| WHAT IS BEING ASKED |
Find the lines in the records that carry the word "title". Copy each one.

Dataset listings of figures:
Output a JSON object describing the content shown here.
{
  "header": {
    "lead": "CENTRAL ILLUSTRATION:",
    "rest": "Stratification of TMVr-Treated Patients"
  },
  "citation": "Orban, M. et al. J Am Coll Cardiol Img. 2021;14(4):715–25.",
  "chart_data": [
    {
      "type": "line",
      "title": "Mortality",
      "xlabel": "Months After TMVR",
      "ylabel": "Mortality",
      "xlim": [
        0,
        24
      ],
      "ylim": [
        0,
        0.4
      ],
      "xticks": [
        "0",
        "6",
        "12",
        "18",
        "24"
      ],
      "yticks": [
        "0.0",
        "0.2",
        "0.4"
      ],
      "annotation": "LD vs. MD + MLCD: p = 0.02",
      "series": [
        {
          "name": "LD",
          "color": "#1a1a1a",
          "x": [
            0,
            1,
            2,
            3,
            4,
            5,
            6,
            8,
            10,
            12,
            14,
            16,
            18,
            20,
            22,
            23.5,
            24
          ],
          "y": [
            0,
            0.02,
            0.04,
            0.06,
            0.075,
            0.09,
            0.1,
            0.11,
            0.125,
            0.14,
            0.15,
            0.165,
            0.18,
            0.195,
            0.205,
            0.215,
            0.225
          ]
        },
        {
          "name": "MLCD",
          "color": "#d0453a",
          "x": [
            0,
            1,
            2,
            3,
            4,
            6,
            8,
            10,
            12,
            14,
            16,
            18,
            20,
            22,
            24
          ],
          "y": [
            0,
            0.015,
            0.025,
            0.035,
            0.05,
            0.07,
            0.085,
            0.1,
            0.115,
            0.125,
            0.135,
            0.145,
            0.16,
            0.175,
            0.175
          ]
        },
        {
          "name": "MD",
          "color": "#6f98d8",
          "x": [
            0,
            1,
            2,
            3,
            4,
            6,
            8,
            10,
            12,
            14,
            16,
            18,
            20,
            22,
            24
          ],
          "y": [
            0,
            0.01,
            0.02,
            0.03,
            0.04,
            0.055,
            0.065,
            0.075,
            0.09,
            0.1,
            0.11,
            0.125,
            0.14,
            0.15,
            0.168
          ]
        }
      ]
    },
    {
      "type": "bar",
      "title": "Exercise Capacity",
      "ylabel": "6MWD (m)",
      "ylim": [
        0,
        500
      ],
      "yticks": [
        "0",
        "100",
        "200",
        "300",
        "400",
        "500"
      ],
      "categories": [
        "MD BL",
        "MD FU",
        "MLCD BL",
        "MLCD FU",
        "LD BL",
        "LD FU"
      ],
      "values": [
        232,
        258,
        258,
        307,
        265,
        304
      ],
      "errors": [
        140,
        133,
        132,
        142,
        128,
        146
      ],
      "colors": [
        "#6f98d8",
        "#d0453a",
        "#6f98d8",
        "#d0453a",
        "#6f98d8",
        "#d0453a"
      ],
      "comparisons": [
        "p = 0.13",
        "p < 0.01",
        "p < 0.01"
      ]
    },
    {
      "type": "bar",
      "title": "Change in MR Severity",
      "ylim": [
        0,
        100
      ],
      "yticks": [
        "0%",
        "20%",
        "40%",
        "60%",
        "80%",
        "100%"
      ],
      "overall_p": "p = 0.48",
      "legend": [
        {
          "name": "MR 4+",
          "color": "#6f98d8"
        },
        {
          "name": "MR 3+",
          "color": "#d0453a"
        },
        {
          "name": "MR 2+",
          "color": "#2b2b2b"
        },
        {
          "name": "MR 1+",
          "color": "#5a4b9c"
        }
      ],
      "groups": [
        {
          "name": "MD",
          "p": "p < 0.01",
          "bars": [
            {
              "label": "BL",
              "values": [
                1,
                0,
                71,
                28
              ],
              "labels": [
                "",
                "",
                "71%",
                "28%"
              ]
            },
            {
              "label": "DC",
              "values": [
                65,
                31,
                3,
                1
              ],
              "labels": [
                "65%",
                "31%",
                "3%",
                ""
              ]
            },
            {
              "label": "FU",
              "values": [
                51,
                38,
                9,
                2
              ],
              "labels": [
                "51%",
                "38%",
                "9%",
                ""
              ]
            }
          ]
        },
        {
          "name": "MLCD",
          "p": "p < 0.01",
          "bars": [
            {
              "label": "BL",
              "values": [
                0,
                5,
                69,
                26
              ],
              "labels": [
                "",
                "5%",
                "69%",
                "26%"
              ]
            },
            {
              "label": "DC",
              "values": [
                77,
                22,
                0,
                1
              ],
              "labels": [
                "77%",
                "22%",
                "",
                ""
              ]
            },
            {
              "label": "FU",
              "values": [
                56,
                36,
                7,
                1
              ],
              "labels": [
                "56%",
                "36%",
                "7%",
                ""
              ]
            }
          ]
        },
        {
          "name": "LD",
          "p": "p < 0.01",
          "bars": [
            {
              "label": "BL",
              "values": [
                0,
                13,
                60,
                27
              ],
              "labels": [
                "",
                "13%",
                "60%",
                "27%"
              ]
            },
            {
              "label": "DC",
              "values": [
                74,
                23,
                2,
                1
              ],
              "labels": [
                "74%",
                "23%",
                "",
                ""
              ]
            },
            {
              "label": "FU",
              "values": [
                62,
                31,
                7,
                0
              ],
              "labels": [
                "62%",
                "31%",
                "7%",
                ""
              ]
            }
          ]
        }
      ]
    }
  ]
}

| ANSWER SECTION |
      "title": "Mortality",
      "title": "Exercise Capacity",
      "title": "Change in MR Severity",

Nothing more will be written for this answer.